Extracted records
** Start **
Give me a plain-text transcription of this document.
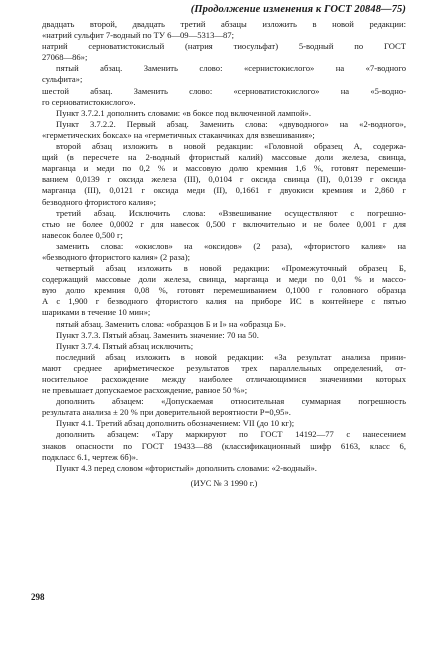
(Продолжение изменения к ГОСТ 20848—75)
двадцать второй, двадцать третий абзацы изложить в новой редакции:
«натрий сульфит 7-водный по ТУ 6—09—5313—87;
натрий серноватистокислый (натрия тиосульфат) 5-водный по ГОСТ
27068—86»;
пятый абзац. Заменить слово: «сернистокислого» на «7-водного
сульфита»;
шестой абзац. Заменить слово: «серноватистокислого» на «5-водно-
го серноватистокислого».
Пункт 3.7.2.1 дополнить словами: «в боксе под включенной лампой».
Пункт 3.7.2.2. Первый абзац. Заменить слова: «двуводного» на «2-водного»,
«герметических боксах» на «герметичных стаканчиках для взвешивания»;
второй абзац изложить в новой редакции: «Головной образец А, содержа-
щий (в пересчете на 2-водный фтористый калий) массовые доли железа, свинца,
марганца и меди по 0,2 % и массовую долю кремния 1,6 %, готовят перемеши-
ванием 0,0139 г оксида железа (III), 0,0104 г оксида свинца (II), 0,0139 г оксида
марганца (III), 0,0121 г оксида меди (II), 0,1661 г двуокиси кремния и 2,860 г
безводного фтористого калия»;
третий абзац. Исключить слова: «Взвешивание осуществляют с погрешно-
стью не более 0,0002 г для навесок 0,500 г включительно и не более 0,001 г для
навесок более 0,500 г;
заменить слова: «окислов» на «оксидов» (2 раза), «фтористого калия» на
«безводного фтористого калия» (2 раза);
четвертый абзац изложить в новой редакции: «Промежуточный образец Б,
содержащий массовые доли железа, свинца, марганца и меди по 0,01 % и массо-
вую долю кремния 0,08 %, готовят перемешиванием 0,1000 г головного образца
А с 1,900 г безводного фтористого калия на приборе ИС в контейнере с пятью
шариками в течение 10 мин»;
пятый абзац. Заменить слова: «образцов Б и I» на «образца Б».
Пункт 3.7.3. Пятый абзац. Заменить значение: 70 на 50.
Пункт 3.7.4. Пятый абзац исключить;
последний абзац изложить в новой редакции: «За результат анализа прини-
мают среднее арифметическое результатов трех параллельных определений, от-
носительное расхождение между наиболее отличающимися значениями которых
не превышает допускаемое расхождение, равное 50 %»;
дополнить абзацем: «Допускаемая относительная суммарная погрешность
результата анализа ± 20 % при доверительной вероятности P=0,95».
Пункт 4.1. Третий абзац дополнить обозначением: VII (до 10 кг);
дополнить абзацем: «Тару маркируют по ГОСТ 14192—77 с нанесением
знаков опасности по ГОСТ 19433—88 (классификационный шифр 6163, класс 6,
подкласс 6.1, чертеж 6б)».
Пункт 4.3 перед словом «фтористый» дополнить словами: «2-водный».
(ИУС № 3 1990 г.)
298
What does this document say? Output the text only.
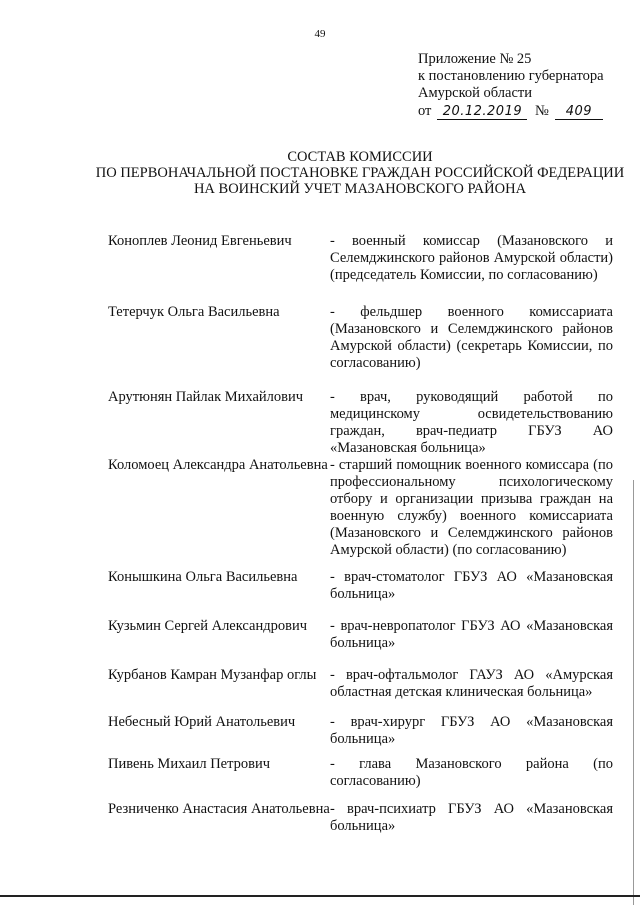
49
Приложение № 25
к постановлению губернатора
Амурской области
от 20.12.2019 № 409
СОСТАВ КОМИССИИ
ПО ПЕРВОНАЧАЛЬНОЙ ПОСТАНОВКЕ ГРАЖДАН РОССИЙСКОЙ ФЕДЕРАЦИИ
НА ВОИНСКИЙ УЧЕТ МАЗАНОВСКОГО РАЙОНА
Коноплев Леонид Евгеньевич	- военный комиссар (Мазановского и Селемджинского районов Амурской области) (председатель Комиссии, по согласованию)
Тетерчук Ольга Васильевна	- фельдшер военного комиссариата (Мазановского и Селемджинского районов Амурской области) (секретарь Комиссии, по согласованию)
Арутюнян Пайлак Михайлович	- врач, руководящий работой по медицинскому освидетельствованию граждан, врач-педиатр ГБУЗ АО «Мазановская больница»
Коломоец Александра Анатольевна - старший помощник военного комиссара (по профессиональному психологическому отбору и организации призыва граждан на военную службу) военного комиссариата (Мазановского и Селемджинского районов Амурской области) (по согласованию)
Конышкина Ольга Васильевна	- врач-стоматолог ГБУЗ АО «Мазановская больница»
Кузьмин Сергей Александрович	- врач-невропатолог ГБУЗ АО «Мазановская больница»
Курбанов Камран Музанфар оглы - врач-офтальмолог ГАУЗ АО «Амурская областная детская клиническая больница»
Небесный Юрий Анатольевич	- врач-хирург ГБУЗ АО «Мазановская больница»
Пивень Михаил Петрович	- глава Мазановского района (по согласованию)
Резниченко Анастасия Анатольевна - врач-психиатр ГБУЗ АО «Мазановская больница»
** End **
> INSTRUCTIONS FOR THE TASK
Say how many lines hold the word "районов", giving the number and nothing else.

> RESPONSE TO THE EXERCISE
3